--- begin Data supplied ---

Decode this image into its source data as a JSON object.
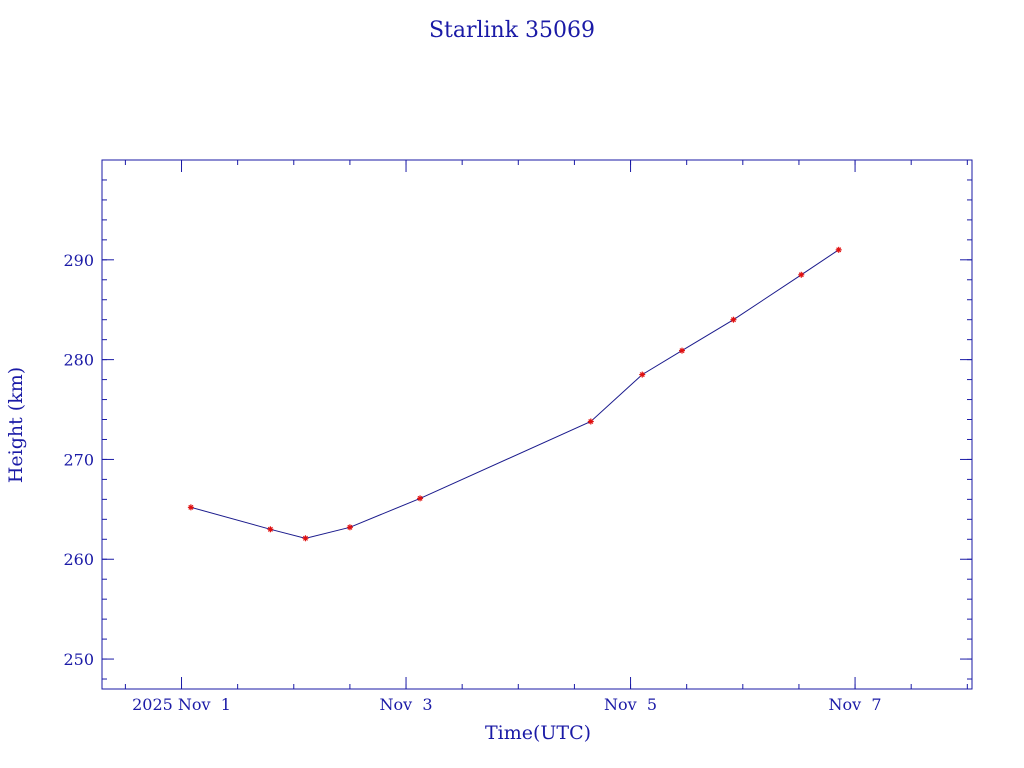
{
  "chart_data": {
    "type": "line",
    "title": "Starlink 35069",
    "xlabel": "Time(UTC)",
    "ylabel": "Height (km)",
    "x_axis": {
      "type": "date",
      "range": [
        "2025-10-31T07:00:00Z",
        "2025-11-08T01:00:00Z"
      ],
      "major_ticks": [
        {
          "at": "2025-11-01T00:00:00Z",
          "label": "2025 Nov  1"
        },
        {
          "at": "2025-11-03T00:00:00Z",
          "label": "Nov  3"
        },
        {
          "at": "2025-11-05T00:00:00Z",
          "label": "Nov  5"
        },
        {
          "at": "2025-11-07T00:00:00Z",
          "label": "Nov  7"
        }
      ],
      "minor_tick_interval_hours": 12
    },
    "y_axis": {
      "range": [
        247,
        300
      ],
      "major_ticks": [
        250,
        260,
        270,
        280,
        290
      ],
      "minor_tick_interval": 2
    },
    "ylim": [
      247,
      300
    ],
    "grid": false,
    "series": [
      {
        "points": [
          {
            "x": "2025-11-01T02:00:00Z",
            "y": 265.2
          },
          {
            "x": "2025-11-01T19:00:00Z",
            "y": 263.0
          },
          {
            "x": "2025-11-02T02:30:00Z",
            "y": 262.1
          },
          {
            "x": "2025-11-02T12:00:00Z",
            "y": 263.2
          },
          {
            "x": "2025-11-03T03:00:00Z",
            "y": 266.1
          },
          {
            "x": "2025-11-04T15:30:00Z",
            "y": 273.8
          },
          {
            "x": "2025-11-05T02:30:00Z",
            "y": 278.5
          },
          {
            "x": "2025-11-05T11:00:00Z",
            "y": 280.9
          },
          {
            "x": "2025-11-05T22:00:00Z",
            "y": 284.0
          },
          {
            "x": "2025-11-06T12:30:00Z",
            "y": 288.5
          },
          {
            "x": "2025-11-06T20:30:00Z",
            "y": 291.0
          }
        ]
      }
    ]
  },
  "colors": {
    "axis": "#1a1aa6",
    "line": "#1a1a8c",
    "marker": "#e01010",
    "background": "#ffffff"
  }
}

--- end Data supplied ---

# Instructions for the task
Go through the listing above and quote it exactly, apart from its images.

# Task result
Decode this image into its source data as a JSON object.
{
  "chart_data": {
    "type": "line",
    "title": "Starlink 35069",
    "xlabel": "Time(UTC)",
    "ylabel": "Height (km)",
    "x_axis": {
      "type": "date",
      "range": [
        "2025-10-31T07:00:00Z",
        "2025-11-08T01:00:00Z"
      ],
      "major_ticks": [
        {
          "at": "2025-11-01T00:00:00Z",
          "label": "2025 Nov  1"
        },
        {
          "at": "2025-11-03T00:00:00Z",
          "label": "Nov  3"
        },
        {
          "at": "2025-11-05T00:00:00Z",
          "label": "Nov  5"
        },
        {
          "at": "2025-11-07T00:00:00Z",
          "label": "Nov  7"
        }
      ],
      "minor_tick_interval_hours": 12
    },
    "y_axis": {
      "range": [
        247,
        300
      ],
      "major_ticks": [
        250,
        260,
        270,
        280,
        290
      ],
      "minor_tick_interval": 2
    },
    "ylim": [
      247,
      300
    ],
    "grid": false,
    "series": [
      {
        "points": [
          {
            "x": "2025-11-01T02:00:00Z",
            "y": 265.2
          },
          {
            "x": "2025-11-01T19:00:00Z",
            "y": 263.0
          },
          {
            "x": "2025-11-02T02:30:00Z",
            "y": 262.1
          },
          {
            "x": "2025-11-02T12:00:00Z",
            "y": 263.2
          },
          {
            "x": "2025-11-03T03:00:00Z",
            "y": 266.1
          },
          {
            "x": "2025-11-04T15:30:00Z",
            "y": 273.8
          },
          {
            "x": "2025-11-05T02:30:00Z",
            "y": 278.5
          },
          {
            "x": "2025-11-05T11:00:00Z",
            "y": 280.9
          },
          {
            "x": "2025-11-05T22:00:00Z",
            "y": 284.0
          },
          {
            "x": "2025-11-06T12:30:00Z",
            "y": 288.5
          },
          {
            "x": "2025-11-06T20:30:00Z",
            "y": 291.0
          }
        ]
      }
    ]
  },
  "colors": {
    "axis": "#1a1aa6",
    "line": "#1a1a8c",
    "marker": "#e01010",
    "background": "#ffffff"
  }
}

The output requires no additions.